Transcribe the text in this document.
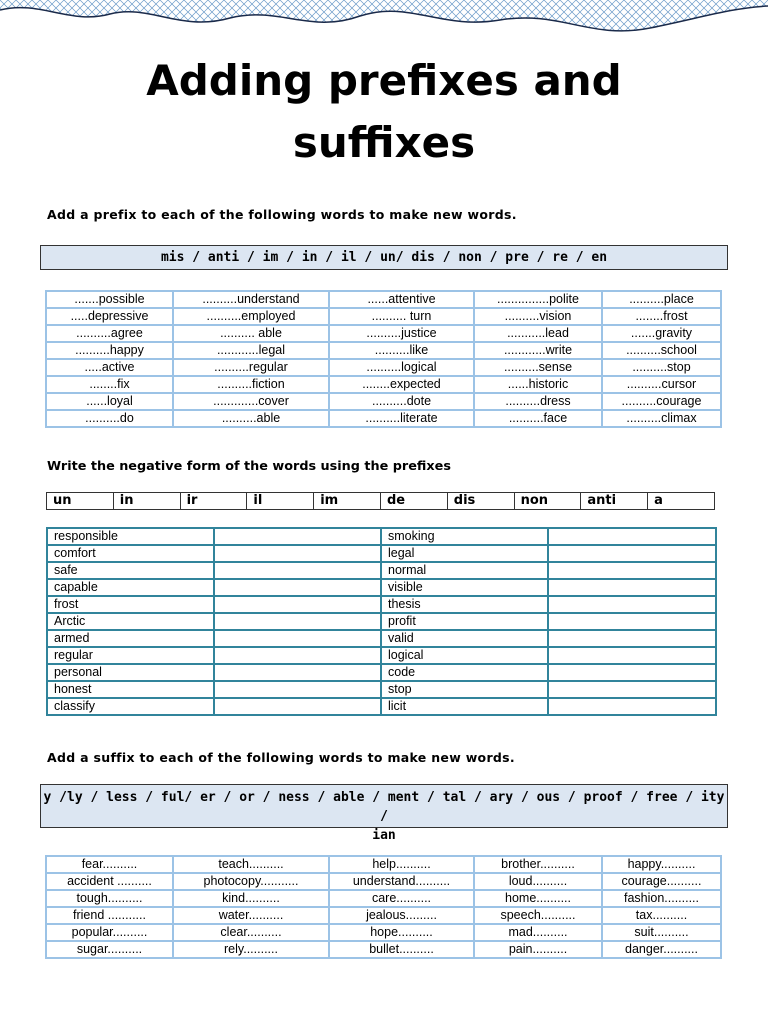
Adding prefixes and
suffixes
Add a prefix to each of the following words to make new words.
mis / anti / im / in / il / un/ dis / non / pre / re / en
.......possible	..........understand	......attentive	...............polite	..........place
.....depressive	..........employed	.......... turn	..........vision	........frost
..........agree	.......... able	..........justice	...........lead	.......gravity
..........happy	............legal	..........like	............write	..........school
.....active	..........regular	..........logical	..........sense	..........stop
........fix	..........fiction	........expected	......historic	..........cursor
......loyal	.............cover	..........dote	..........dress	..........courage
..........do	..........able	..........literate	..........face	..........climax
Write the negative form of the words using the prefixes
un	in	ir	il	im	de	dis	non	anti	a
responsible		smoking	
comfort		legal	
safe		normal	
capable		visible	
frost		thesis	
Arctic		profit	
armed		valid	
regular		logical	
personal		code	
honest		stop	
classify		licit	
Add a suffix to each of the following words to make new words.
y /ly / less / ful/ er / or / ness / able / ment / tal / ary / ous / proof / free / ity /
ian
fear..........	teach..........	help..........	brother..........	happy..........
accident ..........	photocopy...........	understand..........	loud..........	courage..........
tough..........	kind..........	care..........	home..........	fashion..........
friend ...........	water..........	jealous.........	speech..........	tax..........
popular..........	clear..........	hope..........	mad..........	suit..........
sugar..........	rely..........	bullet..........	pain..........	danger..........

- STATED EXERCISE -
Leave the pictures out and reproduce all of the records exactly.

- RESULT BELOW -
Transcribe the text in this document.
Adding prefixes and
suffixes
Add a prefix to each of the following words to make new words.
mis / anti / im / in / il / un/ dis / non / pre / re / en
.......possible	..........understand	......attentive	...............polite	..........place
.....depressive	..........employed	.......... turn	..........vision	........frost
..........agree	.......... able	..........justice	...........lead	.......gravity
..........happy	............legal	..........like	............write	..........school
.....active	..........regular	..........logical	..........sense	..........stop
........fix	..........fiction	........expected	......historic	..........cursor
......loyal	.............cover	..........dote	..........dress	..........courage
..........do	..........able	..........literate	..........face	..........climax
Write the negative form of the words using the prefixes
un	in	ir	il	im	de	dis	non	anti	a
responsible		smoking	
comfort		legal	
safe		normal	
capable		visible	
frost		thesis	
Arctic		profit	
armed		valid	
regular		logical	
personal		code	
honest		stop	
classify		licit	
Add a suffix to each of the following words to make new words.
y /ly / less / ful/ er / or / ness / able / ment / tal / ary / ous / proof / free / ity /
ian
fear..........	teach..........	help..........	brother..........	happy..........
accident ..........	photocopy...........	understand..........	loud..........	courage..........
tough..........	kind..........	care..........	home..........	fashion..........
friend ...........	water..........	jealous.........	speech..........	tax..........
popular..........	clear..........	hope..........	mad..........	suit..........
sugar..........	rely..........	bullet..........	pain..........	danger..........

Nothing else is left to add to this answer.